• [WHAT THE TASK ASKS] Would you transcribe all of the data exactly, down to the last character?

• [DATA SECTION]

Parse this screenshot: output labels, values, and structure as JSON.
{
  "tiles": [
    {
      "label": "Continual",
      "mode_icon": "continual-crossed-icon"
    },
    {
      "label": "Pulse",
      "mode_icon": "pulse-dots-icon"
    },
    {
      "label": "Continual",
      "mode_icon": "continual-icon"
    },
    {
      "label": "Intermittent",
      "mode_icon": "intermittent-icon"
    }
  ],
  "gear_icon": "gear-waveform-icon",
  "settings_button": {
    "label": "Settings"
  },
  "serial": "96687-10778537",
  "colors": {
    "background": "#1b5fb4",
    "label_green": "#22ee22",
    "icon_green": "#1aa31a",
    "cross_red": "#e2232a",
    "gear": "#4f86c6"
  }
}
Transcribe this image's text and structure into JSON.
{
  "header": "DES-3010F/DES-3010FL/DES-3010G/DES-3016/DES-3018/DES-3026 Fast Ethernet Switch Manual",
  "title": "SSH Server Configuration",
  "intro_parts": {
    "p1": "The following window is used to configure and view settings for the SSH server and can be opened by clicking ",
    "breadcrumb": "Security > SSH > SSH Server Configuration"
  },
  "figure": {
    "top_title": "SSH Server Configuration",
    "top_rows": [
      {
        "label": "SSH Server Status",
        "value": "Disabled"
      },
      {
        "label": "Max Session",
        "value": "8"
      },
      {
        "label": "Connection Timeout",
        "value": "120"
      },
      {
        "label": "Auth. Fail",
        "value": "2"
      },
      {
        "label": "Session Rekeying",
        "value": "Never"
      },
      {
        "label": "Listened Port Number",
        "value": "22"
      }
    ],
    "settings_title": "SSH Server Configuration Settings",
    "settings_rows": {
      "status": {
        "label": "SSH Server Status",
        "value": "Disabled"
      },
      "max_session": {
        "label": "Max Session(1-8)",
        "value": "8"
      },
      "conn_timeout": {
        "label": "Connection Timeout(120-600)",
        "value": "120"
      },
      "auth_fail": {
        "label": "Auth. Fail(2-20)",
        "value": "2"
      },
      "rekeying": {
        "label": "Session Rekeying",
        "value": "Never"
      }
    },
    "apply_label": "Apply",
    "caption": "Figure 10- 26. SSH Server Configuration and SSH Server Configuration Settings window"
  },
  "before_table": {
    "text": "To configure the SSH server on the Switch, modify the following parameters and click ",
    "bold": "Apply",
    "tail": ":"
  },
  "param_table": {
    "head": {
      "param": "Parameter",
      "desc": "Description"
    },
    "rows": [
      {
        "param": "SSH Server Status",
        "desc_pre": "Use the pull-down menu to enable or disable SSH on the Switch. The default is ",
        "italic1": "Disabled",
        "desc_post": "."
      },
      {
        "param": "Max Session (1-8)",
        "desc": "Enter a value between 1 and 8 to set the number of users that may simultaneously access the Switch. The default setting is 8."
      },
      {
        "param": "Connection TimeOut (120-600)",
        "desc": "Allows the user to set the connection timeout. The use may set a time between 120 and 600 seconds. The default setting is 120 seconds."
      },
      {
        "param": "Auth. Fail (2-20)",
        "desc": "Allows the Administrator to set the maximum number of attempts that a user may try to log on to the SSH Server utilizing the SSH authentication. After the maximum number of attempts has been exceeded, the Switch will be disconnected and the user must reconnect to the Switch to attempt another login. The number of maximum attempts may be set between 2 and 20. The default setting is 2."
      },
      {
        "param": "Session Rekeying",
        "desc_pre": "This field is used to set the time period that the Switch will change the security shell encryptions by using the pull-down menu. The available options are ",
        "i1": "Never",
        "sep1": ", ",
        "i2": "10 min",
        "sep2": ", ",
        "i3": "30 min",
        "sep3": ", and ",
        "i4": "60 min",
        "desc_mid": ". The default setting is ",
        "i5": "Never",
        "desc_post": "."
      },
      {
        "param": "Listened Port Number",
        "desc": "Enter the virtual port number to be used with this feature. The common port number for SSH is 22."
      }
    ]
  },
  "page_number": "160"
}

• [SOLUTION]
Parse this screenshot: output labels, values, and structure as JSON.
{
  "tiles": [
    {
      "label": "Continual",
      "mode_icon": "continual-crossed-icon"
    },
    {
      "label": "Pulse",
      "mode_icon": "pulse-dots-icon"
    },
    {
      "label": "Continual",
      "mode_icon": "continual-icon"
    },
    {
      "label": "Intermittent",
      "mode_icon": "intermittent-icon"
    }
  ],
  "gear_icon": "gear-waveform-icon",
  "settings_button": {
    "label": "Settings"
  },
  "serial": "96687-10778537",
  "colors": {
    "background": "#1b5fb4",
    "label_green": "#22ee22",
    "icon_green": "#1aa31a",
    "cross_red": "#e2232a",
    "gear": "#4f86c6"
  }
}
Transcribe this image's text and structure into JSON.
{
  "header": "DES-3010F/DES-3010FL/DES-3010G/DES-3016/DES-3018/DES-3026 Fast Ethernet Switch Manual",
  "title": "SSH Server Configuration",
  "intro_parts": {
    "p1": "The following window is used to configure and view settings for the SSH server and can be opened by clicking ",
    "breadcrumb": "Security > SSH > SSH Server Configuration"
  },
  "figure": {
    "top_title": "SSH Server Configuration",
    "top_rows": [
      {
        "label": "SSH Server Status",
        "value": "Disabled"
      },
      {
        "label": "Max Session",
        "value": "8"
      },
      {
        "label": "Connection Timeout",
        "value": "120"
      },
      {
        "label": "Auth. Fail",
        "value": "2"
      },
      {
        "label": "Session Rekeying",
        "value": "Never"
      },
      {
        "label": "Listened Port Number",
        "value": "22"
      }
    ],
    "settings_title": "SSH Server Configuration Settings",
    "settings_rows": {
      "status": {
        "label": "SSH Server Status",
        "value": "Disabled"
      },
      "max_session": {
        "label": "Max Session(1-8)",
        "value": "8"
      },
      "conn_timeout": {
        "label": "Connection Timeout(120-600)",
        "value": "120"
      },
      "auth_fail": {
        "label": "Auth. Fail(2-20)",
        "value": "2"
      },
      "rekeying": {
        "label": "Session Rekeying",
        "value": "Never"
      }
    },
    "apply_label": "Apply",
    "caption": "Figure 10- 26. SSH Server Configuration and SSH Server Configuration Settings window"
  },
  "before_table": {
    "text": "To configure the SSH server on the Switch, modify the following parameters and click ",
    "bold": "Apply",
    "tail": ":"
  },
  "param_table": {
    "head": {
      "param": "Parameter",
      "desc": "Description"
    },
    "rows": [
      {
        "param": "SSH Server Status",
        "desc_pre": "Use the pull-down menu to enable or disable SSH on the Switch. The default is ",
        "italic1": "Disabled",
        "desc_post": "."
      },
      {
        "param": "Max Session (1-8)",
        "desc": "Enter a value between 1 and 8 to set the number of users that may simultaneously access the Switch. The default setting is 8."
      },
      {
        "param": "Connection TimeOut (120-600)",
        "desc": "Allows the user to set the connection timeout. The use may set a time between 120 and 600 seconds. The default setting is 120 seconds."
      },
      {
        "param": "Auth. Fail (2-20)",
        "desc": "Allows the Administrator to set the maximum number of attempts that a user may try to log on to the SSH Server utilizing the SSH authentication. After the maximum number of attempts has been exceeded, the Switch will be disconnected and the user must reconnect to the Switch to attempt another login. The number of maximum attempts may be set between 2 and 20. The default setting is 2."
      },
      {
        "param": "Session Rekeying",
        "desc_pre": "This field is used to set the time period that the Switch will change the security shell encryptions by using the pull-down menu. The available options are ",
        "i1": "Never",
        "sep1": ", ",
        "i2": "10 min",
        "sep2": ", ",
        "i3": "30 min",
        "sep3": ", and ",
        "i4": "60 min",
        "desc_mid": ". The default setting is ",
        "i5": "Never",
        "desc_post": "."
      },
      {
        "param": "Listened Port Number",
        "desc": "Enter the virtual port number to be used with this feature. The common port number for SSH is 22."
      }
    ]
  },
  "page_number": "160"
}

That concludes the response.